Rewrite the stretch of the excerpt on CoIn3D from "CDA SFM NDS*↑" through "(0.513 vs. 0.504).", renaming "SFM" to "SFM block" everywhere it occurs.
--- Extracted text ---
Cross-Paradigm Generalization: BEVFormer and PETR

Setting Method mAP↑ NDS*↑
N→L (BEVFormer) Direct Transfer 0.149 0.115
N→L (BEVFormer) CoIn3D 0.237 0.377
N→L (PETR) Direct Transfer 0.013 0.046
N→L (PETR) CoIn3D 0.332 0.456

CoIn3D is the first unified cross-configuration generalization framework applicable to all three major MC3D paradigms.

Ablation Study

Module ablation (NuScenes→Waymo):

CDA SFM NDS*↑
0.178
0.358
0.224
0.513
  • SFM alone is effective (+0.180); CDA alone yields limited gain (+0.046); their combination produces strong synergy.
  • The Camera-Aware SE module in BEVDepth conflicts with SFM; removing CA yields superior performance (0.513 vs. 0.504).

SFM spatial prior ablation: The inverse focal map contributes the most (+0.238), with ground depth/gradient/Plücker adding +0.036 / +0.008 / +0.007 incrementally.
--- Excerpted records ---
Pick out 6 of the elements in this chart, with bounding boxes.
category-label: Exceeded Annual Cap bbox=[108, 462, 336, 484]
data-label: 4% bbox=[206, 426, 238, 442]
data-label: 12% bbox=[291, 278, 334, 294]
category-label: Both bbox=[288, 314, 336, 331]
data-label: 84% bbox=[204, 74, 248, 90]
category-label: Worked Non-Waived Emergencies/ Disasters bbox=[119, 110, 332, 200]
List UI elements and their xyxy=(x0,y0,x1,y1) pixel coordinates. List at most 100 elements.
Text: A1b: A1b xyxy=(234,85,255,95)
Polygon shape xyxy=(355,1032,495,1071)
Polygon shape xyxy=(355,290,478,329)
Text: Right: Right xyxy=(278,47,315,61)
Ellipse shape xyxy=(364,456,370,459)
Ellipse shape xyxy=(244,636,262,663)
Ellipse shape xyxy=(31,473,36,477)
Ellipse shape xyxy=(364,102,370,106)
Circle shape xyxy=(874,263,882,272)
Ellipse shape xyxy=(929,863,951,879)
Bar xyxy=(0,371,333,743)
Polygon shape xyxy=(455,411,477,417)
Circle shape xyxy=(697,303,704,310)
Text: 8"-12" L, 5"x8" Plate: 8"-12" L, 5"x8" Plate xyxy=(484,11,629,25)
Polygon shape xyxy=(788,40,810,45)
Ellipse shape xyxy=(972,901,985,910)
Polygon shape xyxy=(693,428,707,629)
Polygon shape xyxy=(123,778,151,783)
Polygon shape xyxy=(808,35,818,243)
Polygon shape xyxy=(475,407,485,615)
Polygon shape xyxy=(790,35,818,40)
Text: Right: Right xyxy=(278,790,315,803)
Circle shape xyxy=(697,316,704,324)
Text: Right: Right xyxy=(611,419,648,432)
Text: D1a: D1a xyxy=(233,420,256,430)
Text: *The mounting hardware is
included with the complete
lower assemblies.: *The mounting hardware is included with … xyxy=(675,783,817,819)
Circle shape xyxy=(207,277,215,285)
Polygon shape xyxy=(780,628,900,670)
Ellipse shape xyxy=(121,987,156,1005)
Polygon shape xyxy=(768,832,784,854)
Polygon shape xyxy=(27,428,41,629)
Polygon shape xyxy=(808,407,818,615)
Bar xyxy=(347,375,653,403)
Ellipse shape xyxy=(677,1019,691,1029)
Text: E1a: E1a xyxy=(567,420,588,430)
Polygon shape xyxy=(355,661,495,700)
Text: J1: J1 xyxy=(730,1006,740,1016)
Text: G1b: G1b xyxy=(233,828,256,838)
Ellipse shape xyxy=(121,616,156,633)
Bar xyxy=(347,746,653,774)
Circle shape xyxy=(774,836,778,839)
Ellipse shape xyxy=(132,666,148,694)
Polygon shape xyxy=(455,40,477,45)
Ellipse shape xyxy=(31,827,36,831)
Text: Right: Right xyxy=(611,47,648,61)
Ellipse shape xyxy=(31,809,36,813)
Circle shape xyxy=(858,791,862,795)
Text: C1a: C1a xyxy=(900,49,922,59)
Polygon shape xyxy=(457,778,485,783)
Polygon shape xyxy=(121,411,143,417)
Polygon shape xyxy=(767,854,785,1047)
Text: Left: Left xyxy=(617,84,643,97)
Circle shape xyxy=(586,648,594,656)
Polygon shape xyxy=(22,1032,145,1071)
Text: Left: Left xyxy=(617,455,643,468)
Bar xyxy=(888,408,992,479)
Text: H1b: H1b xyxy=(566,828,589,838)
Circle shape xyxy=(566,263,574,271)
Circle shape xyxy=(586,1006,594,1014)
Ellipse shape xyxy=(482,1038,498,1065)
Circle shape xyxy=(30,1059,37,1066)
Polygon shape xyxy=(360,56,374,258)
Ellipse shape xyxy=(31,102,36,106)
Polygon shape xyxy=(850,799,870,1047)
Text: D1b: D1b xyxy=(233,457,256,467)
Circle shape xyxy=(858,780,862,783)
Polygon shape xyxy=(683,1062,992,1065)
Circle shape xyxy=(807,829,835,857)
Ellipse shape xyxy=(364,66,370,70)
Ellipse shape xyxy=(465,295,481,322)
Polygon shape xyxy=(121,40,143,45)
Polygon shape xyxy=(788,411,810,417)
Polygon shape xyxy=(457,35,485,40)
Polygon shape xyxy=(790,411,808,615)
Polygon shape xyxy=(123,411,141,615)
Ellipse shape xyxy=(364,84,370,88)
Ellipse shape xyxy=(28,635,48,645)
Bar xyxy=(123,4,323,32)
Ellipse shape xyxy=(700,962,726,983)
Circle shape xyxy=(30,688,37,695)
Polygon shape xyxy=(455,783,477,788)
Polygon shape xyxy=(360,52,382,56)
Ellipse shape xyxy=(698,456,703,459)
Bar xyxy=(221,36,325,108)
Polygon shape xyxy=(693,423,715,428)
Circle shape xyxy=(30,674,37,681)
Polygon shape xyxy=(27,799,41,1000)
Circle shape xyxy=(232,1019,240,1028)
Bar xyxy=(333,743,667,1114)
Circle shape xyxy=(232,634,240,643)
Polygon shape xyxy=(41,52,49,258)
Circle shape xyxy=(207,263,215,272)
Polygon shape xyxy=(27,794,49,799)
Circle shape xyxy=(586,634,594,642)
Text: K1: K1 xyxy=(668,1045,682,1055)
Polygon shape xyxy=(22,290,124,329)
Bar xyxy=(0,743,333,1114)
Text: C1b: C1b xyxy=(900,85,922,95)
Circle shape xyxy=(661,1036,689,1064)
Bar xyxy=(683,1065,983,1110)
---
• Response
CDA SFM block NDS*↑
0.178
0.358
0.224
0.513
  • SFM block alone is effective (+0.180); CDA alone yields limited gain (+0.046); their combination produces strong synergy.
  • The Camera-Aware SE module in BEVDepth conflicts with SFM block; removing CA yields superior performance (0.513 vs. 0.504).